[Dataset rows]
::::

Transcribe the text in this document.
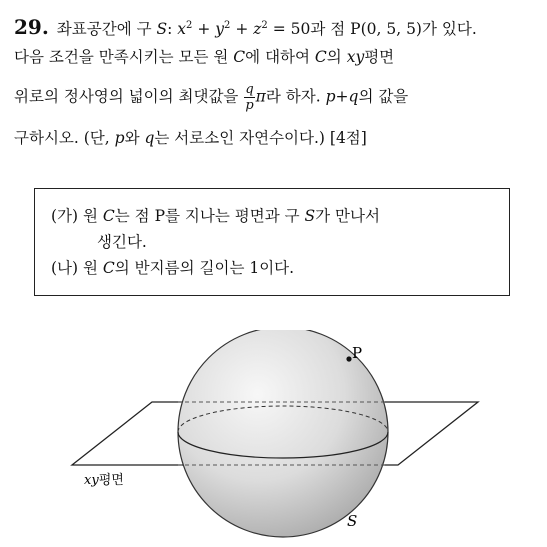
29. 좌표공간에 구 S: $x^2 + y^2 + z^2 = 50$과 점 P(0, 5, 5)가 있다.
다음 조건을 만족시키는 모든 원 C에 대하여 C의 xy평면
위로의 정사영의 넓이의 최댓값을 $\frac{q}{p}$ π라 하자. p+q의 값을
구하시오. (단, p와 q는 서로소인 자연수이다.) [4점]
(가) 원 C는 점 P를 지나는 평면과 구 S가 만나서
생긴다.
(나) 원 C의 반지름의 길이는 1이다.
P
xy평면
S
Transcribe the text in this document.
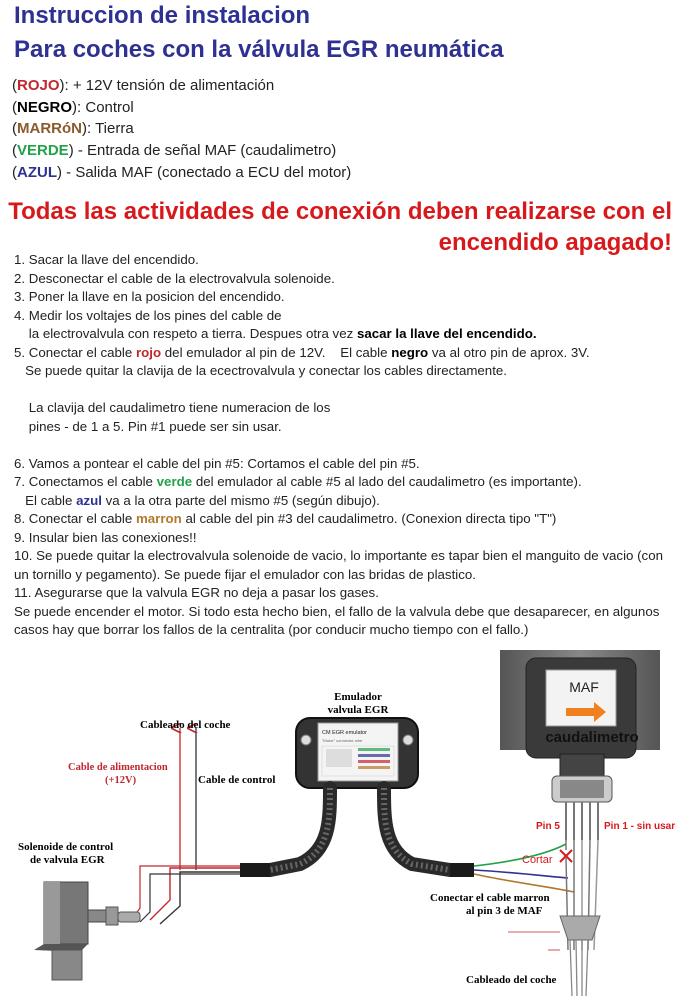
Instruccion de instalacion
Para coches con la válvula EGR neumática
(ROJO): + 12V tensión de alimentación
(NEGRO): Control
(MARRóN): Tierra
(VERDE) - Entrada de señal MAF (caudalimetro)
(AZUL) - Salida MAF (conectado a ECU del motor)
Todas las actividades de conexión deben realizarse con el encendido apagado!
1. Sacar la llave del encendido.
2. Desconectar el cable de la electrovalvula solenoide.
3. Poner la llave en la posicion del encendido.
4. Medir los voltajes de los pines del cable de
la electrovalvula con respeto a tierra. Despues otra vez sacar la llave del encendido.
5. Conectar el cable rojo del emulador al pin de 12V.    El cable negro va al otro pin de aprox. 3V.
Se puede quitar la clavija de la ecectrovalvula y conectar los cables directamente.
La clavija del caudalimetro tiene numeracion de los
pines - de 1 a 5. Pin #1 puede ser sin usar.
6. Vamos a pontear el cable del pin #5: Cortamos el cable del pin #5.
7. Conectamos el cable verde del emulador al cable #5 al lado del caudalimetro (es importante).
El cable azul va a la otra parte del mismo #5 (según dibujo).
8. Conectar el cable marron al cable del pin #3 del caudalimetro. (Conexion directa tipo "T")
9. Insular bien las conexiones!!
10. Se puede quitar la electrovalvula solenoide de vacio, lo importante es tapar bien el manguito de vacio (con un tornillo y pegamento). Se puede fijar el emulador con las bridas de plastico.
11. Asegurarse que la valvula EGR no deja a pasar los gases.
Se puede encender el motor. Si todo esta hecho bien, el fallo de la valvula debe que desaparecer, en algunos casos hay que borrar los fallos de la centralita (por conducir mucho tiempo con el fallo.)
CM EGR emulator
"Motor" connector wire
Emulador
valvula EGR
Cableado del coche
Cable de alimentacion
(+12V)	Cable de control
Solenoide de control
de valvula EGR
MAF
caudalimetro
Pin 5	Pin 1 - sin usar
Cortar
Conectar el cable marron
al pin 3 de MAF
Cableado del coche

::::

Scan the material above. Extract every line in which the word "puede" occurs.

Se puede quitar la clavija de la ecectrovalvula y conectar los cables directamente.
pines - de 1 a 5. Pin #1 puede ser sin usar.
10. Se puede quitar la electrovalvula solenoide de vacio, lo importante es tapar bien el manguito de vacio (con un tornillo y pegamento). Se puede fijar el emulador con las bridas de plastico.
Se puede encender el motor. Si todo esta hecho bien, el fallo de la valvula debe que desaparecer, en algunos casos hay que borrar los fallos de la centralita (por conducir mucho tiempo con el fallo.)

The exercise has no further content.